* Problem to work on:
Find all lines in the records that include the word "aprender", and copy them out.
Start of Stored rows
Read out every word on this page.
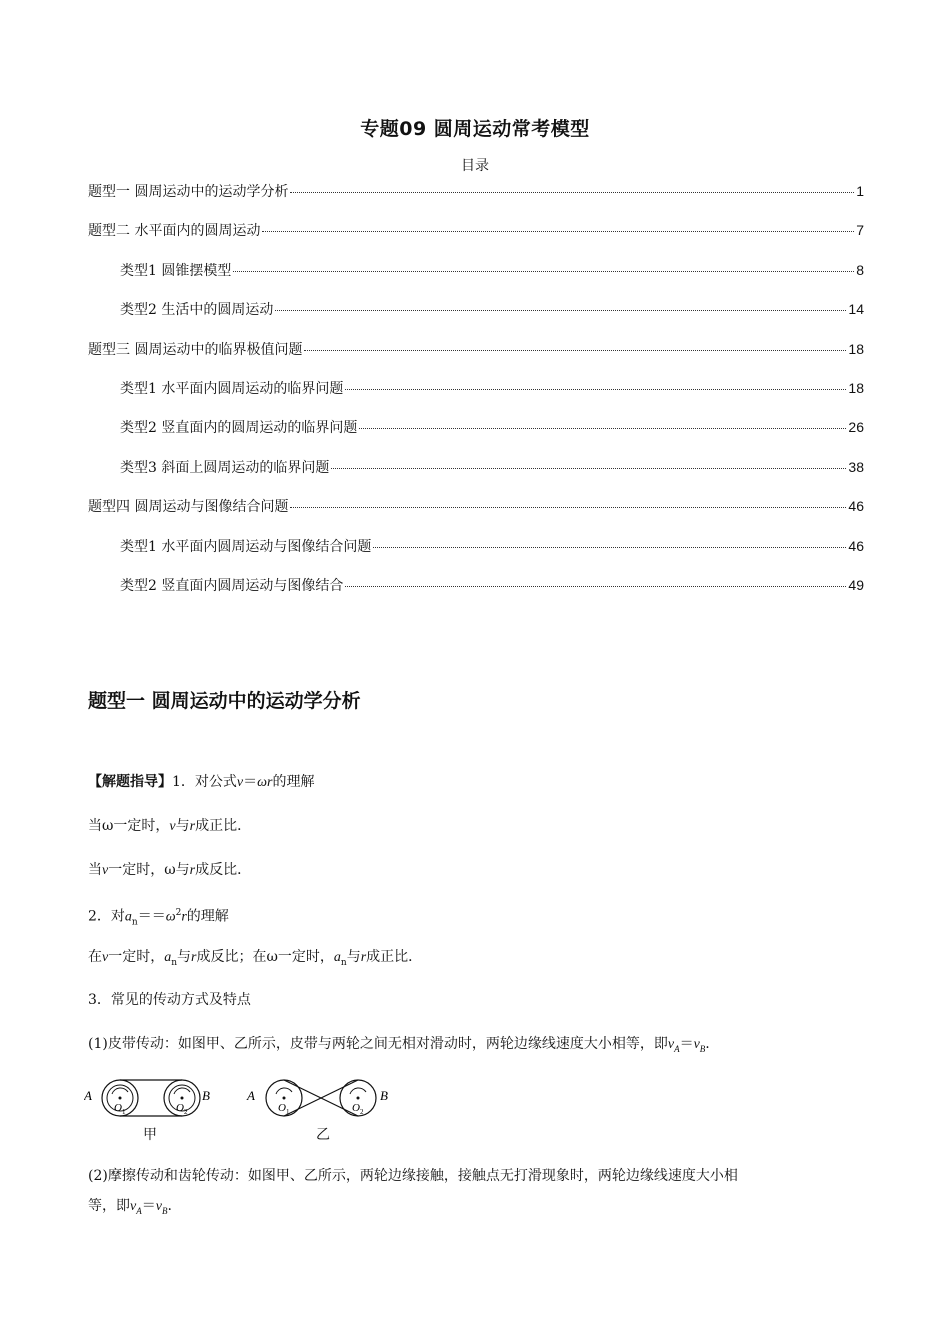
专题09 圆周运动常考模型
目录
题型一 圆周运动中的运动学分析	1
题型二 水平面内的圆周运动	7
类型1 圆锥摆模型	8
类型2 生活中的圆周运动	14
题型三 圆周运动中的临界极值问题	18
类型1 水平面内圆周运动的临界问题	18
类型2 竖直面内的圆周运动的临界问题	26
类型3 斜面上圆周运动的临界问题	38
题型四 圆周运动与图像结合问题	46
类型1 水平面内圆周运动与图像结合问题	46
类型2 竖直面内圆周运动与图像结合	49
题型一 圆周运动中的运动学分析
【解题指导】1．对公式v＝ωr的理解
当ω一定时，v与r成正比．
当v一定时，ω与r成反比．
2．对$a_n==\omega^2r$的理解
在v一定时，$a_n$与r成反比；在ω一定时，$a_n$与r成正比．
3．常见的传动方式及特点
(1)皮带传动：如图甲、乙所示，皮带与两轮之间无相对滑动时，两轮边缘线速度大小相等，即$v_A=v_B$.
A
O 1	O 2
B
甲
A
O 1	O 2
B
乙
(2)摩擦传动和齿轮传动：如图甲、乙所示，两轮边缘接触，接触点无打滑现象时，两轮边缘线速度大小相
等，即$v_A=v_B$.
End of Stored rows
Start of Stored rows
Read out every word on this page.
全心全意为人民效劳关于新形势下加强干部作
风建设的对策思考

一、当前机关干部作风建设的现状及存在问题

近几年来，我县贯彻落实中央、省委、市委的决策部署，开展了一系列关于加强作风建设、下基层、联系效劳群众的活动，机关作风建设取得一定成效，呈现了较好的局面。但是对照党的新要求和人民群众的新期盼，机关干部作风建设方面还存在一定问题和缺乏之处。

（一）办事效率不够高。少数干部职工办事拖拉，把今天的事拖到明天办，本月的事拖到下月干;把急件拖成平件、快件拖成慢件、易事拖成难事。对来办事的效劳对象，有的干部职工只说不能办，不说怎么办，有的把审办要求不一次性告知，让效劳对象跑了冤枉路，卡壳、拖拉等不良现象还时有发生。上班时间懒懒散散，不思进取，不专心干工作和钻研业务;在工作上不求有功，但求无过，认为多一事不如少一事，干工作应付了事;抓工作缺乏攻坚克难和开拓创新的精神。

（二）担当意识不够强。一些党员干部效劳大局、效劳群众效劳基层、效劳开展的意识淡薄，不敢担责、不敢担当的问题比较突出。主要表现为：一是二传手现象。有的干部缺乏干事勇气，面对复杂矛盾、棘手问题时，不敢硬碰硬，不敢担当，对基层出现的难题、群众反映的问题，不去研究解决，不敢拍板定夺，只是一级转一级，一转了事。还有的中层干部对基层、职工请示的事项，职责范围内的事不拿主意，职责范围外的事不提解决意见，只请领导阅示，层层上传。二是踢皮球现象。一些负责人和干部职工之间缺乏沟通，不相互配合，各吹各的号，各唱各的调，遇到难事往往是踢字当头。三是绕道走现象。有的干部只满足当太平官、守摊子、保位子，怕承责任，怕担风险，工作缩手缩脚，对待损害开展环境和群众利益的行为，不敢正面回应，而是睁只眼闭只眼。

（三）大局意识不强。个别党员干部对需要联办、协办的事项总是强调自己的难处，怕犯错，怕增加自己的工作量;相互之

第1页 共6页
End of Stored rows
Start of Stored rows
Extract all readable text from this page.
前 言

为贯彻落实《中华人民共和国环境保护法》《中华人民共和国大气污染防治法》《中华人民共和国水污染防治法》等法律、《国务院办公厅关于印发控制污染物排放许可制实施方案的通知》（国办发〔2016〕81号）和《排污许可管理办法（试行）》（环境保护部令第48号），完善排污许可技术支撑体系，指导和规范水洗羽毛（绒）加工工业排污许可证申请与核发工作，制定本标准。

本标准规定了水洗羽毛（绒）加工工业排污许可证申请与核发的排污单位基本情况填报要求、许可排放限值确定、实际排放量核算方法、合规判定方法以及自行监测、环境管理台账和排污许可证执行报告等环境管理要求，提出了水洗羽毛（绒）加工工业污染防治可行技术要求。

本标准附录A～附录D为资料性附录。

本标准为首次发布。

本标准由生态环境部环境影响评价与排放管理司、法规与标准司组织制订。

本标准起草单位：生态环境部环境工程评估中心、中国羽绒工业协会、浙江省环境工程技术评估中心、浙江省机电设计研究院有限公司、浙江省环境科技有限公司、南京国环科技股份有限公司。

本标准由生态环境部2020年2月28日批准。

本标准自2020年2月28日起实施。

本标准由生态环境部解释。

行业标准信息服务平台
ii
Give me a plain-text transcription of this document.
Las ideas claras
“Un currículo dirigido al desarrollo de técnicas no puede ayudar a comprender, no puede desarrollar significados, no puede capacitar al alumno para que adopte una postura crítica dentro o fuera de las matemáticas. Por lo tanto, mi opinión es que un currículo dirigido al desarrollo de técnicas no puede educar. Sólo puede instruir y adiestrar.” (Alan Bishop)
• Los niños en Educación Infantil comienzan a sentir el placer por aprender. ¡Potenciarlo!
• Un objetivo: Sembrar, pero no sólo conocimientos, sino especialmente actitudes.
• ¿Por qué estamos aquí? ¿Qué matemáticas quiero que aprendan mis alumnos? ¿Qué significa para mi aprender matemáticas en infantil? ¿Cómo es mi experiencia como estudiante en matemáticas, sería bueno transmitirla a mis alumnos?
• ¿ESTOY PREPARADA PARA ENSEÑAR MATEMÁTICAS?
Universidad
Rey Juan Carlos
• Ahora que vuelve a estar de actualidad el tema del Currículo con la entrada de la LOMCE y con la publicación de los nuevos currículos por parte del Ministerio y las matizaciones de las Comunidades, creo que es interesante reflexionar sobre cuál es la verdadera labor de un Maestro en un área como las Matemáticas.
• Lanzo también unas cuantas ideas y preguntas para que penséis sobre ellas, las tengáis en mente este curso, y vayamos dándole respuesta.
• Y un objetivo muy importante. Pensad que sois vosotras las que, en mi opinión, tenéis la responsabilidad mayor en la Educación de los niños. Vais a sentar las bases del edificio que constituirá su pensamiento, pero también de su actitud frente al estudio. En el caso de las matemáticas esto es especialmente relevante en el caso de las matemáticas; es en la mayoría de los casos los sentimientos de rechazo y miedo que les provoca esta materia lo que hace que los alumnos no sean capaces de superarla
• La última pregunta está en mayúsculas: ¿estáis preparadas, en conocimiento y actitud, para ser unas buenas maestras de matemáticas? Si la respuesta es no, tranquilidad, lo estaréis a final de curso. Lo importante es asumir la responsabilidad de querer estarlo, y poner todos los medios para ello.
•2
End of Stored rows
* Final result:
• Los niños en Educación Infantil comienzan a sentir el placer por aprender. ¡Potenciarlo!
• ¿Por qué estamos aquí? ¿Qué matemáticas quiero que aprendan mis alumnos? ¿Qué significa para mi aprender matemáticas en infantil? ¿Cómo es mi experiencia como estudiante en matemáticas, sería bueno transmitirla a mis alumnos?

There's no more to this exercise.